To do:
Reproduce the material in full, unchanged.

Data shown:
----------
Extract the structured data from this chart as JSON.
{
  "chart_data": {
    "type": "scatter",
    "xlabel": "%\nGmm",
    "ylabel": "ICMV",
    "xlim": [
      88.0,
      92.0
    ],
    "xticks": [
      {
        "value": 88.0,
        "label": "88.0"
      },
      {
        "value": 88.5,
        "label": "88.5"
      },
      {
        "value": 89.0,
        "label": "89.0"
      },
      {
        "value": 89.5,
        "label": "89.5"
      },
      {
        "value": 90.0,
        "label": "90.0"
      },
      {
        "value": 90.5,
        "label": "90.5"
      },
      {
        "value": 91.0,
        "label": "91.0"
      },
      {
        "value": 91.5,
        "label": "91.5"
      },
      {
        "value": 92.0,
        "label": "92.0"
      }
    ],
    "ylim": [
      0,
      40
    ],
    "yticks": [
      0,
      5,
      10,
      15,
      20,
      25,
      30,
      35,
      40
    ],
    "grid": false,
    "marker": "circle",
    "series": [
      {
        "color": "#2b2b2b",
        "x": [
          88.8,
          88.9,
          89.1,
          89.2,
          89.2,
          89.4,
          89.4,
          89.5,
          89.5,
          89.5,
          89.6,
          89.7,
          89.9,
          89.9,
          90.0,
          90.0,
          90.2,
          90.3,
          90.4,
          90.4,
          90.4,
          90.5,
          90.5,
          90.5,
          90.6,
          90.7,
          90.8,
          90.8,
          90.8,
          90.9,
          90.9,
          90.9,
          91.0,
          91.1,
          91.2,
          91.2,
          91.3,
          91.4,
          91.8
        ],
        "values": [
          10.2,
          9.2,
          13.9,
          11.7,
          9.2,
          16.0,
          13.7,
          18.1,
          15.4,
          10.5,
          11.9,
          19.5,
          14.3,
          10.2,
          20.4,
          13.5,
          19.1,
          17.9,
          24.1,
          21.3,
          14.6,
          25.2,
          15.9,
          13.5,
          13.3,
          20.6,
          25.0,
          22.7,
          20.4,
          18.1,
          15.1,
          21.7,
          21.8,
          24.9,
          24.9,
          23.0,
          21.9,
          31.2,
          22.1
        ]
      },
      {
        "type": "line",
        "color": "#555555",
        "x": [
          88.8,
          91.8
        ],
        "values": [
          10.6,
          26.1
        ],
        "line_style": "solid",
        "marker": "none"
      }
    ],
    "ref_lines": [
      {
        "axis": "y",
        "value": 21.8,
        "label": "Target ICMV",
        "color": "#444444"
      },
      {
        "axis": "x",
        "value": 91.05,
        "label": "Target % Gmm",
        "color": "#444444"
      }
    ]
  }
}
----------
Solution to this problem:
Extract the structured data from this chart as JSON.
{
  "chart_data": {
    "type": "scatter",
    "xlabel": "%\nGmm",
    "ylabel": "ICMV",
    "xlim": [
      88.0,
      92.0
    ],
    "xticks": [
      {
        "value": 88.0,
        "label": "88.0"
      },
      {
        "value": 88.5,
        "label": "88.5"
      },
      {
        "value": 89.0,
        "label": "89.0"
      },
      {
        "value": 89.5,
        "label": "89.5"
      },
      {
        "value": 90.0,
        "label": "90.0"
      },
      {
        "value": 90.5,
        "label": "90.5"
      },
      {
        "value": 91.0,
        "label": "91.0"
      },
      {
        "value": 91.5,
        "label": "91.5"
      },
      {
        "value": 92.0,
        "label": "92.0"
      }
    ],
    "ylim": [
      0,
      40
    ],
    "yticks": [
      0,
      5,
      10,
      15,
      20,
      25,
      30,
      35,
      40
    ],
    "grid": false,
    "marker": "circle",
    "series": [
      {
        "color": "#2b2b2b",
        "x": [
          88.8,
          88.9,
          89.1,
          89.2,
          89.2,
          89.4,
          89.4,
          89.5,
          89.5,
          89.5,
          89.6,
          89.7,
          89.9,
          89.9,
          90.0,
          90.0,
          90.2,
          90.3,
          90.4,
          90.4,
          90.4,
          90.5,
          90.5,
          90.5,
          90.6,
          90.7,
          90.8,
          90.8,
          90.8,
          90.9,
          90.9,
          90.9,
          91.0,
          91.1,
          91.2,
          91.2,
          91.3,
          91.4,
          91.8
        ],
        "values": [
          10.2,
          9.2,
          13.9,
          11.7,
          9.2,
          16.0,
          13.7,
          18.1,
          15.4,
          10.5,
          11.9,
          19.5,
          14.3,
          10.2,
          20.4,
          13.5,
          19.1,
          17.9,
          24.1,
          21.3,
          14.6,
          25.2,
          15.9,
          13.5,
          13.3,
          20.6,
          25.0,
          22.7,
          20.4,
          18.1,
          15.1,
          21.7,
          21.8,
          24.9,
          24.9,
          23.0,
          21.9,
          31.2,
          22.1
        ]
      },
      {
        "type": "line",
        "color": "#555555",
        "x": [
          88.8,
          91.8
        ],
        "values": [
          10.6,
          26.1
        ],
        "line_style": "solid",
        "marker": "none"
      }
    ],
    "ref_lines": [
      {
        "axis": "y",
        "value": 21.8,
        "label": "Target ICMV",
        "color": "#444444"
      },
      {
        "axis": "x",
        "value": 91.05,
        "label": "Target % Gmm",
        "color": "#444444"
      }
    ]
  }
}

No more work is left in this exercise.